▶ Set task: Please transcribe the listing below in full and word for word, without its pictures.

--- start Excerpted records ---

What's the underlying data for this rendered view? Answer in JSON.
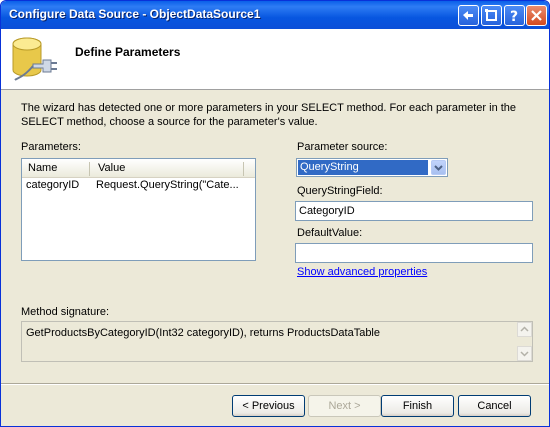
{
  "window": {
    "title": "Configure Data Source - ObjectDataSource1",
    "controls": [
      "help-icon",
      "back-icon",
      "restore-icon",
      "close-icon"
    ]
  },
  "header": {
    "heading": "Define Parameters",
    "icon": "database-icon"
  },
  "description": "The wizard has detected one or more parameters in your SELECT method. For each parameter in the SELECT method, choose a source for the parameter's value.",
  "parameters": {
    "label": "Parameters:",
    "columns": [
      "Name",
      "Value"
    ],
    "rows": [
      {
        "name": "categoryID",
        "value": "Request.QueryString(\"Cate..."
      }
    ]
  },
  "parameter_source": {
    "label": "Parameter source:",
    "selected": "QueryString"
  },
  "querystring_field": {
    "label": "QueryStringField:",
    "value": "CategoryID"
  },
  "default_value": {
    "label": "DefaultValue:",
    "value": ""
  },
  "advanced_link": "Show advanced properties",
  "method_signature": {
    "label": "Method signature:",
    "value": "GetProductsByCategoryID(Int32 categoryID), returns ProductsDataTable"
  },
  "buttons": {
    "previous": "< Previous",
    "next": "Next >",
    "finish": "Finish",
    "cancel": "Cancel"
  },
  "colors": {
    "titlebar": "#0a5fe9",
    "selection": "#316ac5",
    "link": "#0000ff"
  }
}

--- end Excerpted records ---

▶ Exercise solution:
What's the underlying data for this rendered view? Answer in JSON.
{
  "window": {
    "title": "Configure Data Source - ObjectDataSource1",
    "controls": [
      "help-icon",
      "back-icon",
      "restore-icon",
      "close-icon"
    ]
  },
  "header": {
    "heading": "Define Parameters",
    "icon": "database-icon"
  },
  "description": "The wizard has detected one or more parameters in your SELECT method. For each parameter in the SELECT method, choose a source for the parameter's value.",
  "parameters": {
    "label": "Parameters:",
    "columns": [
      "Name",
      "Value"
    ],
    "rows": [
      {
        "name": "categoryID",
        "value": "Request.QueryString(\"Cate..."
      }
    ]
  },
  "parameter_source": {
    "label": "Parameter source:",
    "selected": "QueryString"
  },
  "querystring_field": {
    "label": "QueryStringField:",
    "value": "CategoryID"
  },
  "default_value": {
    "label": "DefaultValue:",
    "value": ""
  },
  "advanced_link": "Show advanced properties",
  "method_signature": {
    "label": "Method signature:",
    "value": "GetProductsByCategoryID(Int32 categoryID), returns ProductsDataTable"
  },
  "buttons": {
    "previous": "< Previous",
    "next": "Next >",
    "finish": "Finish",
    "cancel": "Cancel"
  },
  "colors": {
    "titlebar": "#0a5fe9",
    "selection": "#316ac5",
    "link": "#0000ff"
  }
}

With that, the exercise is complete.